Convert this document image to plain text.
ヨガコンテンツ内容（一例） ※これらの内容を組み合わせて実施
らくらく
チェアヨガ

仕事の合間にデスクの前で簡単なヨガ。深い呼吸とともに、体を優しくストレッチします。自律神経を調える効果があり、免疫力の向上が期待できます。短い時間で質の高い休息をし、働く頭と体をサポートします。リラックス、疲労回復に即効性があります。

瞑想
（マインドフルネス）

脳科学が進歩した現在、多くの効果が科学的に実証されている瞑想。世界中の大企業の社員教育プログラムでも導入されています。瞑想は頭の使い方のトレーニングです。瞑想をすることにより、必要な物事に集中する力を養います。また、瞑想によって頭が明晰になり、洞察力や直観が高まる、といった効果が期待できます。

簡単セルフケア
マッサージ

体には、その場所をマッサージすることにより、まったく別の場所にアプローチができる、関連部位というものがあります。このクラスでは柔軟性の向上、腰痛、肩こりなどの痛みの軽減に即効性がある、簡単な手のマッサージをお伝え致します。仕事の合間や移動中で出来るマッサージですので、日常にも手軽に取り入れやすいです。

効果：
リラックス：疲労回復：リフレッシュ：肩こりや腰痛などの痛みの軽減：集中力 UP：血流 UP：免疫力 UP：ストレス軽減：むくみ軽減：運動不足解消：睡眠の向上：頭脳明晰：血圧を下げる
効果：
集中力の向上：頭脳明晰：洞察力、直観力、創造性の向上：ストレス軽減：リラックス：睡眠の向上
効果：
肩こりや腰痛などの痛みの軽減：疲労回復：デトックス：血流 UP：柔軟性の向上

### Exercise prompt
Repeat all the entries exactly as given.

### Written solution
Convert this document image to plain text.
ヨガコンテンツ内容（一例） ※これらの内容を組み合わせて実施
らくらく
チェアヨガ

仕事の合間にデスクの前で簡単なヨガ。深い呼吸とともに、体を優しくストレッチします。自律神経を調える効果があり、免疫力の向上が期待できます。短い時間で質の高い休息をし、働く頭と体をサポートします。リラックス、疲労回復に即効性があります。

瞑想
（マインドフルネス）

脳科学が進歩した現在、多くの効果が科学的に実証されている瞑想。世界中の大企業の社員教育プログラムでも導入されています。瞑想は頭の使い方のトレーニングです。瞑想をすることにより、必要な物事に集中する力を養います。また、瞑想によって頭が明晰になり、洞察力や直観が高まる、といった効果が期待できます。

簡単セルフケア
マッサージ

体には、その場所をマッサージすることにより、まったく別の場所にアプローチができる、関連部位というものがあります。このクラスでは柔軟性の向上、腰痛、肩こりなどの痛みの軽減に即効性がある、簡単な手のマッサージをお伝え致します。仕事の合間や移動中で出来るマッサージですので、日常にも手軽に取り入れやすいです。

効果：
リラックス：疲労回復：リフレッシュ：肩こりや腰痛などの痛みの軽減：集中力 UP：血流 UP：免疫力 UP：ストレス軽減：むくみ軽減：運動不足解消：睡眠の向上：頭脳明晰：血圧を下げる
効果：
集中力の向上：頭脳明晰：洞察力、直観力、創造性の向上：ストレス軽減：リラックス：睡眠の向上
効果：
肩こりや腰痛などの痛みの軽減：疲労回復：デトックス：血流 UP：柔軟性の向上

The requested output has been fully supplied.